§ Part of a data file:
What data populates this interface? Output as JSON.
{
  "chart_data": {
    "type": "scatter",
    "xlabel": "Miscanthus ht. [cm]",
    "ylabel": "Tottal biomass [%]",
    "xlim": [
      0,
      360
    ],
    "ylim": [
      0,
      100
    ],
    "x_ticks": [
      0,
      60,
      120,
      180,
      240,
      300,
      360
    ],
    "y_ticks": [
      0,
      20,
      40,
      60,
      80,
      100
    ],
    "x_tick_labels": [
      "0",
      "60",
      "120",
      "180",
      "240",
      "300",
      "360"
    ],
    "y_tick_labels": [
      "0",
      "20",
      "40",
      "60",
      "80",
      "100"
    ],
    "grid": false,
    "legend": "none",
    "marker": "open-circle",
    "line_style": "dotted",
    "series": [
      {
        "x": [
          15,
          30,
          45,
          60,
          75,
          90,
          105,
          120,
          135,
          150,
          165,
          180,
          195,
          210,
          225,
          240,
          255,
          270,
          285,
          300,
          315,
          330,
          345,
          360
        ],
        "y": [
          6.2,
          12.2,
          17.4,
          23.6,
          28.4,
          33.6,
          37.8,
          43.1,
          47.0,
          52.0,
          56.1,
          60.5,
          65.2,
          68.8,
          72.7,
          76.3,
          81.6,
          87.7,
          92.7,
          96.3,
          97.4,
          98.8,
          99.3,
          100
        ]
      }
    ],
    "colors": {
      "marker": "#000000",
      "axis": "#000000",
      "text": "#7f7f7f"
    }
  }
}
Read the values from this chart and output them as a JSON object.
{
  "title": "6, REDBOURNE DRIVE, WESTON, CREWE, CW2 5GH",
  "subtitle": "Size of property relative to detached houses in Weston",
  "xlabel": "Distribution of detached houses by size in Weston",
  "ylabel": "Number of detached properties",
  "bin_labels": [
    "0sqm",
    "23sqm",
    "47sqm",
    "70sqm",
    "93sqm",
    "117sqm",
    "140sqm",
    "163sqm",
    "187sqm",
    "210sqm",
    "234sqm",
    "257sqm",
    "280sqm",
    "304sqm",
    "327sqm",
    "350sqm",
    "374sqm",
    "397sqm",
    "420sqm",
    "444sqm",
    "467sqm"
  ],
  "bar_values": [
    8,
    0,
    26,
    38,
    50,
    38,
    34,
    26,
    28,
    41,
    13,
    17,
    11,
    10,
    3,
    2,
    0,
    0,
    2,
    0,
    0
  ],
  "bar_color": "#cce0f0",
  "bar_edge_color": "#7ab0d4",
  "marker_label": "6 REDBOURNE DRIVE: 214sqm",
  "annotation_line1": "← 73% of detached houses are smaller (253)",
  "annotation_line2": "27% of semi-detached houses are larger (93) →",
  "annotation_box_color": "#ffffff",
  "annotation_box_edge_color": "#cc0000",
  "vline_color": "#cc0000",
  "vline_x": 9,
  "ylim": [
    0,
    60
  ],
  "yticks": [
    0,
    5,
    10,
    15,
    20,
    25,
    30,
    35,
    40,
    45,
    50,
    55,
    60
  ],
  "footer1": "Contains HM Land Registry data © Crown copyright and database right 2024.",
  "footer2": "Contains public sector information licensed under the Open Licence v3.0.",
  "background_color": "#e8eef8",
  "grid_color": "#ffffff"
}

§ Written problem: The whole listing above needs to be written out again exactly.

§ Output for this exercise:
What data populates this interface? Output as JSON.
{
  "chart_data": {
    "type": "scatter",
    "xlabel": "Miscanthus ht. [cm]",
    "ylabel": "Tottal biomass [%]",
    "xlim": [
      0,
      360
    ],
    "ylim": [
      0,
      100
    ],
    "x_ticks": [
      0,
      60,
      120,
      180,
      240,
      300,
      360
    ],
    "y_ticks": [
      0,
      20,
      40,
      60,
      80,
      100
    ],
    "x_tick_labels": [
      "0",
      "60",
      "120",
      "180",
      "240",
      "300",
      "360"
    ],
    "y_tick_labels": [
      "0",
      "20",
      "40",
      "60",
      "80",
      "100"
    ],
    "grid": false,
    "legend": "none",
    "marker": "open-circle",
    "line_style": "dotted",
    "series": [
      {
        "x": [
          15,
          30,
          45,
          60,
          75,
          90,
          105,
          120,
          135,
          150,
          165,
          180,
          195,
          210,
          225,
          240,
          255,
          270,
          285,
          300,
          315,
          330,
          345,
          360
        ],
        "y": [
          6.2,
          12.2,
          17.4,
          23.6,
          28.4,
          33.6,
          37.8,
          43.1,
          47.0,
          52.0,
          56.1,
          60.5,
          65.2,
          68.8,
          72.7,
          76.3,
          81.6,
          87.7,
          92.7,
          96.3,
          97.4,
          98.8,
          99.3,
          100
        ]
      }
    ],
    "colors": {
      "marker": "#000000",
      "axis": "#000000",
      "text": "#7f7f7f"
    }
  }
}
Read the values from this chart and output them as a JSON object.
{
  "title": "6, REDBOURNE DRIVE, WESTON, CREWE, CW2 5GH",
  "subtitle": "Size of property relative to detached houses in Weston",
  "xlabel": "Distribution of detached houses by size in Weston",
  "ylabel": "Number of detached properties",
  "bin_labels": [
    "0sqm",
    "23sqm",
    "47sqm",
    "70sqm",
    "93sqm",
    "117sqm",
    "140sqm",
    "163sqm",
    "187sqm",
    "210sqm",
    "234sqm",
    "257sqm",
    "280sqm",
    "304sqm",
    "327sqm",
    "350sqm",
    "374sqm",
    "397sqm",
    "420sqm",
    "444sqm",
    "467sqm"
  ],
  "bar_values": [
    8,
    0,
    26,
    38,
    50,
    38,
    34,
    26,
    28,
    41,
    13,
    17,
    11,
    10,
    3,
    2,
    0,
    0,
    2,
    0,
    0
  ],
  "bar_color": "#cce0f0",
  "bar_edge_color": "#7ab0d4",
  "marker_label": "6 REDBOURNE DRIVE: 214sqm",
  "annotation_line1": "← 73% of detached houses are smaller (253)",
  "annotation_line2": "27% of semi-detached houses are larger (93) →",
  "annotation_box_color": "#ffffff",
  "annotation_box_edge_color": "#cc0000",
  "vline_color": "#cc0000",
  "vline_x": 9,
  "ylim": [
    0,
    60
  ],
  "yticks": [
    0,
    5,
    10,
    15,
    20,
    25,
    30,
    35,
    40,
    45,
    50,
    55,
    60
  ],
  "footer1": "Contains HM Land Registry data © Crown copyright and database right 2024.",
  "footer2": "Contains public sector information licensed under the Open Licence v3.0.",
  "background_color": "#e8eef8",
  "grid_color": "#ffffff"
}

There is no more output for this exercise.